Begin with the line that contains "Serialize everything readable" and transcribe each line after it, up to and including the last line of the listing below.

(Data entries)
(begin)

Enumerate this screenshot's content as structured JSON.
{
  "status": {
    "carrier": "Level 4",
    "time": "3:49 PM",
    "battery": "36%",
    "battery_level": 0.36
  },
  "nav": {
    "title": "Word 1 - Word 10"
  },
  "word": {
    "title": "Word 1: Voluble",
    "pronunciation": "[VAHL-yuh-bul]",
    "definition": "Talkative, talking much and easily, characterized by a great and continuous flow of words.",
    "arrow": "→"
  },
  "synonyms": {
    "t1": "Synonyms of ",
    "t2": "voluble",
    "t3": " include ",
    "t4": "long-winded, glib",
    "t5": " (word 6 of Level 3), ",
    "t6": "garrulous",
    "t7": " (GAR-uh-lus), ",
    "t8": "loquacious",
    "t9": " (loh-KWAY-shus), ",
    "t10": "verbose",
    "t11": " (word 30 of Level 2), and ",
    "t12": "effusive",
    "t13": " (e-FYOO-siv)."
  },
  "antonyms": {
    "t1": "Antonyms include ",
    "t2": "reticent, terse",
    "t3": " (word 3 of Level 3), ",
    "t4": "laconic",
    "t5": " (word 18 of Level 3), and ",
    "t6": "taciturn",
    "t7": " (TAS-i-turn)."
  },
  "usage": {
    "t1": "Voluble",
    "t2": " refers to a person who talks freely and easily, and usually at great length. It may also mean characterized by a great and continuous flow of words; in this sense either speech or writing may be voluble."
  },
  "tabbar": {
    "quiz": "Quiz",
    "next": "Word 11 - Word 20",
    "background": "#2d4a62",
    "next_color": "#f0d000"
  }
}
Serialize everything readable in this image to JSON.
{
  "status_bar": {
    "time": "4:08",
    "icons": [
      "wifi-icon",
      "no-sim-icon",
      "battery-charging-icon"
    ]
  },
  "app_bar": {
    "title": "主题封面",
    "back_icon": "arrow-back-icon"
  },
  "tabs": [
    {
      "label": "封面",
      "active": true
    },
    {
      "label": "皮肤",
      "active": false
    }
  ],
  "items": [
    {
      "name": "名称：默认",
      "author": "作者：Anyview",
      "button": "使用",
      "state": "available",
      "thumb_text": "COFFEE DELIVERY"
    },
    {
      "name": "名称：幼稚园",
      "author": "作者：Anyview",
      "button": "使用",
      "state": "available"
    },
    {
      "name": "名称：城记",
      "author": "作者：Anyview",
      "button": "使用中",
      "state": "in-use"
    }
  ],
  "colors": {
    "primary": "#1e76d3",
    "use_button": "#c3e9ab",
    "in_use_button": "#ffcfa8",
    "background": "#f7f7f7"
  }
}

(end)

_Output_:
Serialize everything readable in this image to JSON.
{
  "status_bar": {
    "time": "4:08",
    "icons": [
      "wifi-icon",
      "no-sim-icon",
      "battery-charging-icon"
    ]
  },
  "app_bar": {
    "title": "主题封面",
    "back_icon": "arrow-back-icon"
  },
  "tabs": [
    {
      "label": "封面",
      "active": true
    },
    {
      "label": "皮肤",
      "active": false
    }
  ],
  "items": [
    {
      "name": "名称：默认",
      "author": "作者：Anyview",
      "button": "使用",
      "state": "available",
      "thumb_text": "COFFEE DELIVERY"
    },
    {
      "name": "名称：幼稚园",
      "author": "作者：Anyview",
      "button": "使用",
      "state": "available"
    },
    {
      "name": "名称：城记",
      "author": "作者：Anyview",
      "button": "使用中",
      "state": "in-use"
    }
  ],
  "colors": {
    "primary": "#1e76d3",
    "use_button": "#c3e9ab",
    "in_use_button": "#ffcfa8",
    "background": "#f7f7f7"
  }
}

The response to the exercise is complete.